REQUIRED TASK - Extract every line of the material that holds the string "sector".

Chart and figure data:
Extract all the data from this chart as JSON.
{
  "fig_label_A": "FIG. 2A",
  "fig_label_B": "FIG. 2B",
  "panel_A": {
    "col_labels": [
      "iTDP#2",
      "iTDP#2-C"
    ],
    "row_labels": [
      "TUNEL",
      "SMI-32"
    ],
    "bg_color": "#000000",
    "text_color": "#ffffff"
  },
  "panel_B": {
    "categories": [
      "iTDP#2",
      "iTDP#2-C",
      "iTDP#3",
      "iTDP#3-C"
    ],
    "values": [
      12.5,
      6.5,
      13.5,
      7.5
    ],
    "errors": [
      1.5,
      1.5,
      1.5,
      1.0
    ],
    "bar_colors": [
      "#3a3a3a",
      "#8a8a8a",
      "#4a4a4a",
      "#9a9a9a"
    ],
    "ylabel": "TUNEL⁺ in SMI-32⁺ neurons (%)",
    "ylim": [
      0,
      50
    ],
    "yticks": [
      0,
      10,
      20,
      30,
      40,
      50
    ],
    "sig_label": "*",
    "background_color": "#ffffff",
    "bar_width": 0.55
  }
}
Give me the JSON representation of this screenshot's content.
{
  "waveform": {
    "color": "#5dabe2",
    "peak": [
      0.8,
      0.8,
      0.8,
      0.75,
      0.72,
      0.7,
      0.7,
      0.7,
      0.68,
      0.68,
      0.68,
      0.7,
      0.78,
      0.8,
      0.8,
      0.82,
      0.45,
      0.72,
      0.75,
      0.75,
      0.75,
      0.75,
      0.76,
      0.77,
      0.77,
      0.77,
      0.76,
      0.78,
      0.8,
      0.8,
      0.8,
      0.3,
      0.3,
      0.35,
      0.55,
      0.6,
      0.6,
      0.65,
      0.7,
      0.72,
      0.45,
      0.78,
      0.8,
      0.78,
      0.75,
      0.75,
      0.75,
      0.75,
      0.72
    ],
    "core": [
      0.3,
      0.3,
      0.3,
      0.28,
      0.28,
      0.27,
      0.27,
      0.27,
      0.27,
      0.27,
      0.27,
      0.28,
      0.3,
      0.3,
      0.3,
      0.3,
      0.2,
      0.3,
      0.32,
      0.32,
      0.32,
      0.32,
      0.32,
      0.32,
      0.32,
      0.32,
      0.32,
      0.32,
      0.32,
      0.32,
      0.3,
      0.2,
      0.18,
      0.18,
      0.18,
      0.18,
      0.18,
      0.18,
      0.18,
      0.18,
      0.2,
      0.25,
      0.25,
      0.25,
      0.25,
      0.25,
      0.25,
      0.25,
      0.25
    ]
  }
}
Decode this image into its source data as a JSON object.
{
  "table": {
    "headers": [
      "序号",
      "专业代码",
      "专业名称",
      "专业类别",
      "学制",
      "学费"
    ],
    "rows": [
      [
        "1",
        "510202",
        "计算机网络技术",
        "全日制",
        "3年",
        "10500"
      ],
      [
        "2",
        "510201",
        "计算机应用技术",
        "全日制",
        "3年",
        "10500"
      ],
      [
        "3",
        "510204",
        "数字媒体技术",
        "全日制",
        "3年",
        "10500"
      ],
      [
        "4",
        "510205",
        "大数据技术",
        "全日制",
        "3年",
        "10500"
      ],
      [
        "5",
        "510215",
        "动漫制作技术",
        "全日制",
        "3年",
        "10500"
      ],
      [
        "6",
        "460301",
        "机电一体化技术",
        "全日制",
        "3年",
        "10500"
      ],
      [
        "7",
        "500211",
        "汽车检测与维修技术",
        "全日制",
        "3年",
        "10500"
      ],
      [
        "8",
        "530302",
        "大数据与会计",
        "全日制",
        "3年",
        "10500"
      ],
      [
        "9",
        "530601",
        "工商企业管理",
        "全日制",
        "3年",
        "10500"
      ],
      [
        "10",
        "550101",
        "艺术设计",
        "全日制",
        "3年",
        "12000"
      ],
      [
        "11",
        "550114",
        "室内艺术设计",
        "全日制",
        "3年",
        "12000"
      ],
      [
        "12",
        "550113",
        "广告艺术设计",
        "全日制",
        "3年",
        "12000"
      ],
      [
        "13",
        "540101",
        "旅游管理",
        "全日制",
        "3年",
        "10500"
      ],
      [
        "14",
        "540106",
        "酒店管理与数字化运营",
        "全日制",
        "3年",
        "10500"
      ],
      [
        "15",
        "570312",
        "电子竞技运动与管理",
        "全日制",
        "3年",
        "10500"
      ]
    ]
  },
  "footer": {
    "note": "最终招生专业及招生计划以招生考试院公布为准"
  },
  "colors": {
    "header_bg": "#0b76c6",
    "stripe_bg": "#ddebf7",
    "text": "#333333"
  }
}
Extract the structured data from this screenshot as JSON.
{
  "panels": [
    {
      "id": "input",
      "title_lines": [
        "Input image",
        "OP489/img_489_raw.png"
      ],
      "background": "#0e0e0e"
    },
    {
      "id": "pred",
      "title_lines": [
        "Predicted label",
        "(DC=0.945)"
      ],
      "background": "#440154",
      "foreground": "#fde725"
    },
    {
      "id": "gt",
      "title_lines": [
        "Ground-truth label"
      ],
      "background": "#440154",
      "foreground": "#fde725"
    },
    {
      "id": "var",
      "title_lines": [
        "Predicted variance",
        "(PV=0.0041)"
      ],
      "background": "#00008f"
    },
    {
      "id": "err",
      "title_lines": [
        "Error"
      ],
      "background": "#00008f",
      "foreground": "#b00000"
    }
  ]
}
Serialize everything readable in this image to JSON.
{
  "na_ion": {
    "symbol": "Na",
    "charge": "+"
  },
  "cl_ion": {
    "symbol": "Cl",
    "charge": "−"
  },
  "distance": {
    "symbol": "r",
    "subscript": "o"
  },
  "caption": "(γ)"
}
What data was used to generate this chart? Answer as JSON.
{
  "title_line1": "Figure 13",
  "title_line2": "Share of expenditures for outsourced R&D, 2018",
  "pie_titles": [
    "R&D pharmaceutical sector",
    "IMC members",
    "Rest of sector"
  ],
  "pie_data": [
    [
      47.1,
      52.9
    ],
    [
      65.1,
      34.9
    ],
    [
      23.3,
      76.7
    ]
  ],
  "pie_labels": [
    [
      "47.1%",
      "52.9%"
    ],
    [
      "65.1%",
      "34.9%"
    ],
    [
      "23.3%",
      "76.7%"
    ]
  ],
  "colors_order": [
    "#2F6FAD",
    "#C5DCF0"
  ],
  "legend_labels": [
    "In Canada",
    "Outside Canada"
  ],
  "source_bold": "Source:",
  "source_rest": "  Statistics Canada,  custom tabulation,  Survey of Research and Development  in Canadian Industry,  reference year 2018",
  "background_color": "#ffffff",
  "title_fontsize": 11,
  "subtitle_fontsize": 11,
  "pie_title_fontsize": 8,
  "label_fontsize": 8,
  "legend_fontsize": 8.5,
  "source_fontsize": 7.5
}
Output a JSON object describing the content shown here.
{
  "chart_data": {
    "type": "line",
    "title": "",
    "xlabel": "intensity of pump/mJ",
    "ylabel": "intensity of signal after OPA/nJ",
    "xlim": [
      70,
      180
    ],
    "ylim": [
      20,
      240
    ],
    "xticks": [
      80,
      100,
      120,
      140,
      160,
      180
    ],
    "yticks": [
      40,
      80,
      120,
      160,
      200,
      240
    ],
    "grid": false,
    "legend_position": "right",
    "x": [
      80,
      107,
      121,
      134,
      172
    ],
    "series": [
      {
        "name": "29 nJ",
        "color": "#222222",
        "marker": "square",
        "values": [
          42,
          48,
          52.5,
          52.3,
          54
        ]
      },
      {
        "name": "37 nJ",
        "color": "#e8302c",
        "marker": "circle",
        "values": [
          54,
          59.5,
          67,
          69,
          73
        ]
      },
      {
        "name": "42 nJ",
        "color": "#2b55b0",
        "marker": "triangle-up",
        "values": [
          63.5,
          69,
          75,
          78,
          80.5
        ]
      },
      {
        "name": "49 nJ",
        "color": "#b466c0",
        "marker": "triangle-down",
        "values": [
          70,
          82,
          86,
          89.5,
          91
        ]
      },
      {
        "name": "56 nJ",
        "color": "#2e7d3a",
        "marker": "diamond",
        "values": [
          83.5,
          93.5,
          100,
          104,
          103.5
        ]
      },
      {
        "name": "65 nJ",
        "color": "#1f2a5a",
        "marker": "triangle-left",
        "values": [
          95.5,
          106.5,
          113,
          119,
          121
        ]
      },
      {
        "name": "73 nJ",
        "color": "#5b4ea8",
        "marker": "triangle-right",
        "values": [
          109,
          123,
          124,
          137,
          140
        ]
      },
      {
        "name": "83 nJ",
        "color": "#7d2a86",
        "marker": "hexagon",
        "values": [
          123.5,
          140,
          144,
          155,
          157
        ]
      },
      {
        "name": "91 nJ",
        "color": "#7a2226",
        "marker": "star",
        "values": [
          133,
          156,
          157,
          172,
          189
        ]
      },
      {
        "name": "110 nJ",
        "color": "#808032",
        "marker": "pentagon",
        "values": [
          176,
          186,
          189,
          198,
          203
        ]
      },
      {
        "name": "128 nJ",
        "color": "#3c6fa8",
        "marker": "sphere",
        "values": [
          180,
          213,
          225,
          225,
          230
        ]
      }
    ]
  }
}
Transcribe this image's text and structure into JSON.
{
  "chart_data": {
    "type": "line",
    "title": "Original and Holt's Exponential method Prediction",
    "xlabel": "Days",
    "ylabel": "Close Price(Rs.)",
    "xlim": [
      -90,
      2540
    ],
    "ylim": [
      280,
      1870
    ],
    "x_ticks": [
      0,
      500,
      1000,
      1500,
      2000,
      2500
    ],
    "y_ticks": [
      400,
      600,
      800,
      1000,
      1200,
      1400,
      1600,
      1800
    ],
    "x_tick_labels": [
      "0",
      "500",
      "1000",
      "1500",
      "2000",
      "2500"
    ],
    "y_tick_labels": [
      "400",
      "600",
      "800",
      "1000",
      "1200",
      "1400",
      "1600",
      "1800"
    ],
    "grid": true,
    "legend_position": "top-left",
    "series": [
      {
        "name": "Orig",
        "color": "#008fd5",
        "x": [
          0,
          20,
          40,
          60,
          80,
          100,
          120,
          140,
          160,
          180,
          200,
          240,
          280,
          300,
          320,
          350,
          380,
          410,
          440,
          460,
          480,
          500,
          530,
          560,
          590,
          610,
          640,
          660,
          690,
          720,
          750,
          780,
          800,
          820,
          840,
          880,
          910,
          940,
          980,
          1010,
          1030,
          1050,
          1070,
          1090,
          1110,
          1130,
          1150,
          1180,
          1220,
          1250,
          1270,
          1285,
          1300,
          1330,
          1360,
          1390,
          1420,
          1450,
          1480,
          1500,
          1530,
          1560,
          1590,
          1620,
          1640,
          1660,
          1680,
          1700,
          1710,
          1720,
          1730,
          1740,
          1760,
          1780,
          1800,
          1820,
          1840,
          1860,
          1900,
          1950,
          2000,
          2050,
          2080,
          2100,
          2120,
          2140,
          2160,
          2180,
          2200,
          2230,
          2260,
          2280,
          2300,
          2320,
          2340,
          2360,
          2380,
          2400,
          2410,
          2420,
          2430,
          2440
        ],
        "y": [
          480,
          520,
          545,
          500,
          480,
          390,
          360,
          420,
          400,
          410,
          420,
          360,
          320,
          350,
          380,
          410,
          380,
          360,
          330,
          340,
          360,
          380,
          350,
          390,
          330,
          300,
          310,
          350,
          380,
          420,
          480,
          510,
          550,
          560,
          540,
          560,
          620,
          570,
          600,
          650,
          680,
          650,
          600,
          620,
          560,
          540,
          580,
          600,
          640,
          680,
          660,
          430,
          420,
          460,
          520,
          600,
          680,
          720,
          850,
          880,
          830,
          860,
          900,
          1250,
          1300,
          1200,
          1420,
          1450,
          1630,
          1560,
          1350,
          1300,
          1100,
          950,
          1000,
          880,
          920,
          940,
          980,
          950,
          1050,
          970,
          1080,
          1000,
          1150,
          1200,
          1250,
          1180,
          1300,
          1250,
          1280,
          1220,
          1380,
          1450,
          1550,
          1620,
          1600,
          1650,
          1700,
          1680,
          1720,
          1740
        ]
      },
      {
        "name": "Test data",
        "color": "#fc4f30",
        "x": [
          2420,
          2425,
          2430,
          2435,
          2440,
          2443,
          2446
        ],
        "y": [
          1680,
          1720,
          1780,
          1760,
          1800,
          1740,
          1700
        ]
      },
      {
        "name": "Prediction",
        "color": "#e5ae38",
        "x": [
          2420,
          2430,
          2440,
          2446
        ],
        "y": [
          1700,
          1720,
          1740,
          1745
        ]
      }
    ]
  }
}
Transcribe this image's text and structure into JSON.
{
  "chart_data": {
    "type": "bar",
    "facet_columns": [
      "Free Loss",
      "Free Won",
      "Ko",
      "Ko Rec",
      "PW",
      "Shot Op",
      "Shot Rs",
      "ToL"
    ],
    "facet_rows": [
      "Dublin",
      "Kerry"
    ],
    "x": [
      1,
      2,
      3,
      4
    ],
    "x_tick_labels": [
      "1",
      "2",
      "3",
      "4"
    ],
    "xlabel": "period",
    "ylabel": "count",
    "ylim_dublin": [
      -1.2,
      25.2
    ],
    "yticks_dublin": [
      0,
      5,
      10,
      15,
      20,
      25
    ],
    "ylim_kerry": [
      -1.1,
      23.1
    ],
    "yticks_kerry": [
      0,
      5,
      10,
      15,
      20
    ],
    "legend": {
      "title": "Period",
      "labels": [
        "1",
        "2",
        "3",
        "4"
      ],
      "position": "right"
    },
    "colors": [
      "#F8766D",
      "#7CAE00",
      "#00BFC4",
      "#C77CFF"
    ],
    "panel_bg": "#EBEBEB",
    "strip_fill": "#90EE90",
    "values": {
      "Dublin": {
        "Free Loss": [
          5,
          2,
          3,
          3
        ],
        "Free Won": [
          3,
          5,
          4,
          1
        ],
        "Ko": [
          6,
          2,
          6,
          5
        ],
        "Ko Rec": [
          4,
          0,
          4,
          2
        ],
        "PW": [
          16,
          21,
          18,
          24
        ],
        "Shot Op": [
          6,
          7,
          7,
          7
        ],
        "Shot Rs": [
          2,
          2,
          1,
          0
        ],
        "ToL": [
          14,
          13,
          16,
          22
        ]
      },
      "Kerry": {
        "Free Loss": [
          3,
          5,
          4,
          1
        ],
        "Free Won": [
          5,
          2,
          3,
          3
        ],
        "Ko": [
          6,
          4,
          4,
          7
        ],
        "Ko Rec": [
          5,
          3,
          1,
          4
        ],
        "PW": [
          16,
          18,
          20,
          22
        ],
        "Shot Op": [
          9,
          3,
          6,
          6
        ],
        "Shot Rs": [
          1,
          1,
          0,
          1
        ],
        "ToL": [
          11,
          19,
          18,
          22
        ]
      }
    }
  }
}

TASK RESULT -
    "R&D pharmaceutical sector",
    "Rest of sector"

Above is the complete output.